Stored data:
.....

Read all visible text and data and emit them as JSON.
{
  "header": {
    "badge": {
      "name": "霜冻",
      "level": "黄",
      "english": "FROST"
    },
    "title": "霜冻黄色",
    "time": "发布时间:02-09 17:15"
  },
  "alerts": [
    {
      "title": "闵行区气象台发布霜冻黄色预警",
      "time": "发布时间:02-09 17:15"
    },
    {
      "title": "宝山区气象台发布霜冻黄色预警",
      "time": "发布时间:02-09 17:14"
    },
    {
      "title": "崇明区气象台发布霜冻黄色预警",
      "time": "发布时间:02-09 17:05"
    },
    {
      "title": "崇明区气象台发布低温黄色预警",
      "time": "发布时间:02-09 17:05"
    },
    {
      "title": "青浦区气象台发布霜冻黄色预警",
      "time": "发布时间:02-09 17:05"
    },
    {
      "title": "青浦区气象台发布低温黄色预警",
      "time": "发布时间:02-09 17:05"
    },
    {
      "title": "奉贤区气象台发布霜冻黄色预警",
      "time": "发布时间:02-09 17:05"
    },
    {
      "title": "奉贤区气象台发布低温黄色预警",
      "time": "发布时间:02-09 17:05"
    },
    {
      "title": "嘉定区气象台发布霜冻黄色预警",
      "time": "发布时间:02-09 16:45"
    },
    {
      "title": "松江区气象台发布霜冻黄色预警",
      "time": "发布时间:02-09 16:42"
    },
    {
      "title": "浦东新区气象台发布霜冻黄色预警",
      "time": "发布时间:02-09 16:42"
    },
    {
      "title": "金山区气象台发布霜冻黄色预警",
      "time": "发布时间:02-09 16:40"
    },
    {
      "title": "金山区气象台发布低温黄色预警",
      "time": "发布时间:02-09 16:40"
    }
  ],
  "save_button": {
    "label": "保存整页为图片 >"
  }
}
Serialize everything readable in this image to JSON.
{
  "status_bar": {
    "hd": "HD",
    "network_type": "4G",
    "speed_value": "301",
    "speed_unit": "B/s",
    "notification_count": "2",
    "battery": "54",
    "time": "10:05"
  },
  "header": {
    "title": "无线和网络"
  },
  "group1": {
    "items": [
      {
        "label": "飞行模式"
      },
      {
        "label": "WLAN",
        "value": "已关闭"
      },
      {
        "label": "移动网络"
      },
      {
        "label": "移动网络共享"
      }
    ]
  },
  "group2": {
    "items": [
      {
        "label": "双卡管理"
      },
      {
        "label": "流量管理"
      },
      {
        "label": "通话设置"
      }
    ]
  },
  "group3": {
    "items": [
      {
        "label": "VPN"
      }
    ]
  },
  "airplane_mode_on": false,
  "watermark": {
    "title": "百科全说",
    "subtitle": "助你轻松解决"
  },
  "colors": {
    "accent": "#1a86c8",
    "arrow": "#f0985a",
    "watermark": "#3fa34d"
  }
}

.....

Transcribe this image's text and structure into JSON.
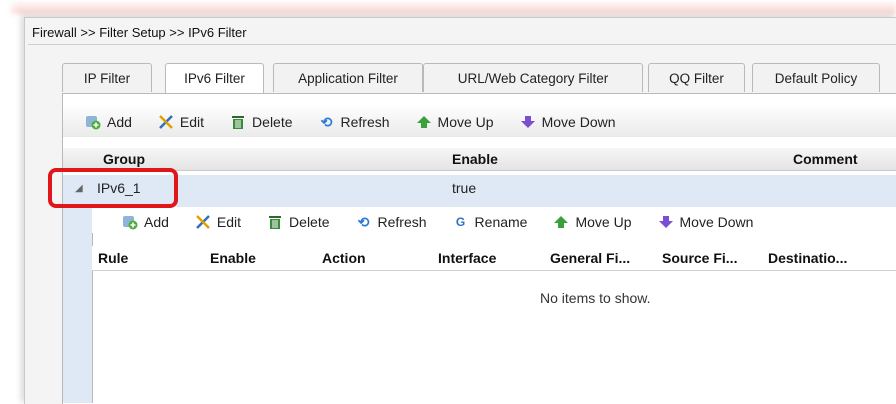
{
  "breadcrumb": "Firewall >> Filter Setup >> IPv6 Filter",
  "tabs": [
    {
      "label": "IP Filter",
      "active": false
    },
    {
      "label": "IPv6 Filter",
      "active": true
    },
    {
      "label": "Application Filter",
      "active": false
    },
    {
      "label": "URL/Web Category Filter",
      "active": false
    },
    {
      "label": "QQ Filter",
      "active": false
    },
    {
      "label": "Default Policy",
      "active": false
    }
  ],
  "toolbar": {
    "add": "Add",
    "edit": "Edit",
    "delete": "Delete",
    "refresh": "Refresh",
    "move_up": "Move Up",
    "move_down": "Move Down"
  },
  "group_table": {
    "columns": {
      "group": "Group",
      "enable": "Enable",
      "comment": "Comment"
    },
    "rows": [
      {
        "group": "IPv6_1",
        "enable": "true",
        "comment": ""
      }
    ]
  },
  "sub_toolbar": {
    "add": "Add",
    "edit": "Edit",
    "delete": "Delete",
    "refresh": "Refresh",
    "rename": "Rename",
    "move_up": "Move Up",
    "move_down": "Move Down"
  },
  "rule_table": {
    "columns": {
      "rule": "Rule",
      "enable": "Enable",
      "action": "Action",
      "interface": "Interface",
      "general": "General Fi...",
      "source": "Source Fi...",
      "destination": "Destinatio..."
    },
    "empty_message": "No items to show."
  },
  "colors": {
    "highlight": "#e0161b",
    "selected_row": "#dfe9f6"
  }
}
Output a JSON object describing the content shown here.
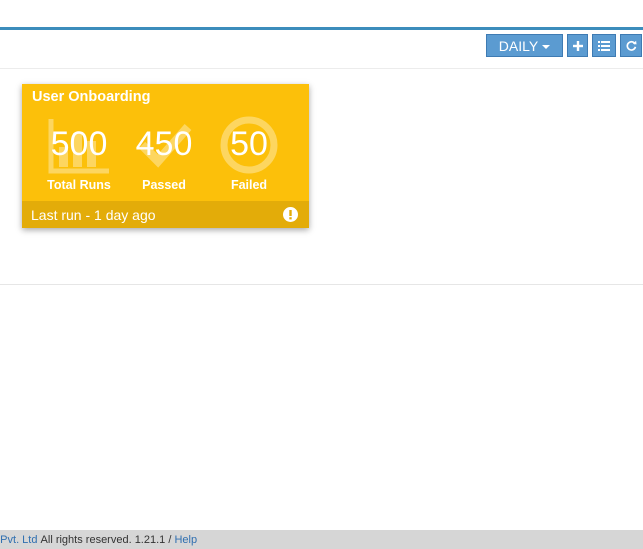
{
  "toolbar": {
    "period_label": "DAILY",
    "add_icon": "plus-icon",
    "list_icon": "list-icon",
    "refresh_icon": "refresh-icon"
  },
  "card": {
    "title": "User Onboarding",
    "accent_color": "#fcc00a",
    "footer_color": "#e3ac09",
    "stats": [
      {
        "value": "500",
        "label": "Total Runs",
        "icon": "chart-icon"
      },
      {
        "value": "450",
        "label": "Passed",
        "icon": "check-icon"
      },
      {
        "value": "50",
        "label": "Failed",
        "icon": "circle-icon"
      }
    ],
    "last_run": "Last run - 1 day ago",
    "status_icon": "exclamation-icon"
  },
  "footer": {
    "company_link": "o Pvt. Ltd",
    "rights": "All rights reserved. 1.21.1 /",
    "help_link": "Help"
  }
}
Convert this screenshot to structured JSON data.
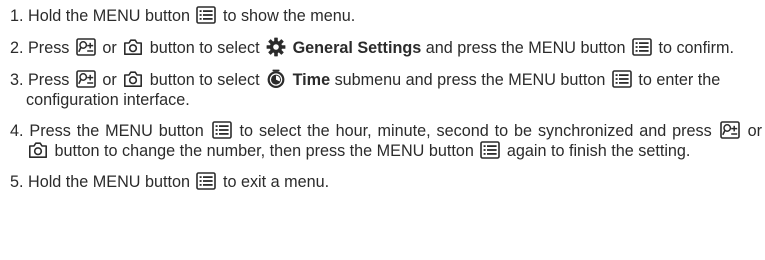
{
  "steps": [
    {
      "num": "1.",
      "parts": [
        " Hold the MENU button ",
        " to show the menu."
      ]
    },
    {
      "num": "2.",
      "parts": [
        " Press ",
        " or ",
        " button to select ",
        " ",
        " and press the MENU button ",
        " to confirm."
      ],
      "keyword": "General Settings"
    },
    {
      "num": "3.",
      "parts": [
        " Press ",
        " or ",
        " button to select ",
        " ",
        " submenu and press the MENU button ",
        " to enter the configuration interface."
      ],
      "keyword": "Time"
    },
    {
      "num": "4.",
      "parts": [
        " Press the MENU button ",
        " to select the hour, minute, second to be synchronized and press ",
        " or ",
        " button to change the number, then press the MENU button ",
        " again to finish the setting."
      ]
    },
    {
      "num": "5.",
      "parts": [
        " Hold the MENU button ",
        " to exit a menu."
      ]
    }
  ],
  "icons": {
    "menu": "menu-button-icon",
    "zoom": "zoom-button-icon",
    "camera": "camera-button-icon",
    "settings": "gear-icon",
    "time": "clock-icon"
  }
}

.....

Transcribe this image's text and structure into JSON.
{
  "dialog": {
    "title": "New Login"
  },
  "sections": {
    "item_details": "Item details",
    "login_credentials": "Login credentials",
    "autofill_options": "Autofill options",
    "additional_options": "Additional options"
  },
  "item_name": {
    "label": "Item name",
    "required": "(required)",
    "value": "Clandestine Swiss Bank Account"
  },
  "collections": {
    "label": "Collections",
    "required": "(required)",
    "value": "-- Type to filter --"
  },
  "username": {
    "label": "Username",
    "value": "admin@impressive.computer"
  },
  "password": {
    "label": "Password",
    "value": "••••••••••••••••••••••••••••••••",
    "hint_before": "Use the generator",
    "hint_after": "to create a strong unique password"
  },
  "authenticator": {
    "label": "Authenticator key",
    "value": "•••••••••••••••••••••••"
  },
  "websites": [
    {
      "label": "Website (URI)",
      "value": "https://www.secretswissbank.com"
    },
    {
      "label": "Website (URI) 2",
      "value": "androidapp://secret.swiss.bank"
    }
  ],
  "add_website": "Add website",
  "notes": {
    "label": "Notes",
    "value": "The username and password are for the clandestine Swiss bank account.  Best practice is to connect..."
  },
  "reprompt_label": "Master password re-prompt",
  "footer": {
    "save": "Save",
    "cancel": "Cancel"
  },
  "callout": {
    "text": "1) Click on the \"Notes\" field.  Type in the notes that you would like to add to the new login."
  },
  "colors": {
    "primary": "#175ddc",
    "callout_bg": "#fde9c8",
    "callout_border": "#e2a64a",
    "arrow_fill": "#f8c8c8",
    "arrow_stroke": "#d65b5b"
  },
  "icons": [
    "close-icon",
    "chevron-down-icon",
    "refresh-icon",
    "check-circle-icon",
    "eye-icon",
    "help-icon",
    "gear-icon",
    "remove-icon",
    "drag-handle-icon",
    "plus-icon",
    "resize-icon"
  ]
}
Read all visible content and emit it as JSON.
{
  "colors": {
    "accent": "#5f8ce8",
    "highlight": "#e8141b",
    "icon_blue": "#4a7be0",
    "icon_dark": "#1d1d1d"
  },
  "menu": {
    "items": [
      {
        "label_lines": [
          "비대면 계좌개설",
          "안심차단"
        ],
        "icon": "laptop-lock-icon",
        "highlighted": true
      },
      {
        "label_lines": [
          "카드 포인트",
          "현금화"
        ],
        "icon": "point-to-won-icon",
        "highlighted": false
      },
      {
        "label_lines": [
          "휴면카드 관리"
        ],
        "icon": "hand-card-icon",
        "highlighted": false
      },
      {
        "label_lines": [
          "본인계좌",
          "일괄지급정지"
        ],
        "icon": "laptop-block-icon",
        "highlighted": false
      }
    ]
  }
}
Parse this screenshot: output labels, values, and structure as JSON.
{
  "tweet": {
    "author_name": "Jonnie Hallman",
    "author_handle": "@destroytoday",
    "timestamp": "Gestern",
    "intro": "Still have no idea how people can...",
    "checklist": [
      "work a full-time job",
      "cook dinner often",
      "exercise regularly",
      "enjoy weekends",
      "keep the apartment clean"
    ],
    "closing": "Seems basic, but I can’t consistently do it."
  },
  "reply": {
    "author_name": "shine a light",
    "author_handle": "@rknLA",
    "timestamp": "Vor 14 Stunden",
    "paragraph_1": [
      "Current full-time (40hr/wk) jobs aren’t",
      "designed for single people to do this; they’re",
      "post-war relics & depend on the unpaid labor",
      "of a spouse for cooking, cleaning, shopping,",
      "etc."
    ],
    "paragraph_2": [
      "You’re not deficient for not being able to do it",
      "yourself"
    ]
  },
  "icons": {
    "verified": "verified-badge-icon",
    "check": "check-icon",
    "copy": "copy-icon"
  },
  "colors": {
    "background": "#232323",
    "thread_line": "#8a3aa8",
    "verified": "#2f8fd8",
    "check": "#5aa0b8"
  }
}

.....

▶ _CHALLENGE_
Find the word "keyword" in the data and show each line that holds it.

▶ _THE RESULT_
      "keyword": "General Settings"
      "keyword": "Time"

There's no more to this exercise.